Data entries:
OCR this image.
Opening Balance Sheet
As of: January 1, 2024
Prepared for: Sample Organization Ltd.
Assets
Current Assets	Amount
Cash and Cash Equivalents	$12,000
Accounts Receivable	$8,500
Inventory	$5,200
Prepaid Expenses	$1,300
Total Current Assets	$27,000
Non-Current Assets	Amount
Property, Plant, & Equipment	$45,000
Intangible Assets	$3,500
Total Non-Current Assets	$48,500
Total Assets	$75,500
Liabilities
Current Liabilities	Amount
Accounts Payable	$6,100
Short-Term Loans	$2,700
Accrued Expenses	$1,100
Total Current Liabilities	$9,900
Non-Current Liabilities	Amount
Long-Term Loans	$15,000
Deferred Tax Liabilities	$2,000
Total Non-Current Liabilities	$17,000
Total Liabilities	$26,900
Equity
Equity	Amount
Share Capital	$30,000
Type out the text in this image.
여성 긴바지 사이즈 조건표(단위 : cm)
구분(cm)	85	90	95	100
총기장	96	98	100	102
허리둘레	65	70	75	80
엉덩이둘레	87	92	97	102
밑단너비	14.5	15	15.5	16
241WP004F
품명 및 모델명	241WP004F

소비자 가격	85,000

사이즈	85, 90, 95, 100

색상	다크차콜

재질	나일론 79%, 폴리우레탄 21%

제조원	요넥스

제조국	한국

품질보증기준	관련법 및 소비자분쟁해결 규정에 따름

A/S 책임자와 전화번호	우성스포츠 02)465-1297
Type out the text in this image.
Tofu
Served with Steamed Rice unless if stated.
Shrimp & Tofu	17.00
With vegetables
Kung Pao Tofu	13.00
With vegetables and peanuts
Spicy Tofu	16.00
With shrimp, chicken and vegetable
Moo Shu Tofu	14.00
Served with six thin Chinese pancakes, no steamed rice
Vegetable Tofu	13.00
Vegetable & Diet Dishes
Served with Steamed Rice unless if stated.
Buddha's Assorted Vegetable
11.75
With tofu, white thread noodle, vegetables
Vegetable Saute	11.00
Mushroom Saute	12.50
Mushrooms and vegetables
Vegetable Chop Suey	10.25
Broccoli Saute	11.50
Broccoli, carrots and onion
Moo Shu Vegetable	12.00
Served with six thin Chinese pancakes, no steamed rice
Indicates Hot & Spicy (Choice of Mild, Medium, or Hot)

Work to do:
From the records above, extract every entry verbatim.

Result for this exercise:
OCR this image.
Opening Balance Sheet
As of: January 1, 2024
Prepared for: Sample Organization Ltd.
Assets
Current Assets	Amount
Cash and Cash Equivalents	$12,000
Accounts Receivable	$8,500
Inventory	$5,200
Prepaid Expenses	$1,300
Total Current Assets	$27,000
Non-Current Assets	Amount
Property, Plant, & Equipment	$45,000
Intangible Assets	$3,500
Total Non-Current Assets	$48,500
Total Assets	$75,500
Liabilities
Current Liabilities	Amount
Accounts Payable	$6,100
Short-Term Loans	$2,700
Accrued Expenses	$1,100
Total Current Liabilities	$9,900
Non-Current Liabilities	Amount
Long-Term Loans	$15,000
Deferred Tax Liabilities	$2,000
Total Non-Current Liabilities	$17,000
Total Liabilities	$26,900
Equity
Equity	Amount
Share Capital	$30,000
Type out the text in this image.
여성 긴바지 사이즈 조건표(단위 : cm)
구분(cm)	85	90	95	100
총기장	96	98	100	102
허리둘레	65	70	75	80
엉덩이둘레	87	92	97	102
밑단너비	14.5	15	15.5	16
241WP004F
품명 및 모델명	241WP004F

소비자 가격	85,000

사이즈	85, 90, 95, 100

색상	다크차콜

재질	나일론 79%, 폴리우레탄 21%

제조원	요넥스

제조국	한국

품질보증기준	관련법 및 소비자분쟁해결 규정에 따름

A/S 책임자와 전화번호	우성스포츠 02)465-1297
Type out the text in this image.
Tofu
Served with Steamed Rice unless if stated.
Shrimp & Tofu	17.00
With vegetables
Kung Pao Tofu	13.00
With vegetables and peanuts
Spicy Tofu	16.00
With shrimp, chicken and vegetable
Moo Shu Tofu	14.00
Served with six thin Chinese pancakes, no steamed rice
Vegetable Tofu	13.00
Vegetable & Diet Dishes
Served with Steamed Rice unless if stated.
Buddha's Assorted Vegetable
11.75
With tofu, white thread noodle, vegetables
Vegetable Saute	11.00
Mushroom Saute	12.50
Mushrooms and vegetables
Vegetable Chop Suey	10.25
Broccoli Saute	11.50
Broccoli, carrots and onion
Moo Shu Vegetable	12.00
Served with six thin Chinese pancakes, no steamed rice
Indicates Hot & Spicy (Choice of Mild, Medium, or Hot)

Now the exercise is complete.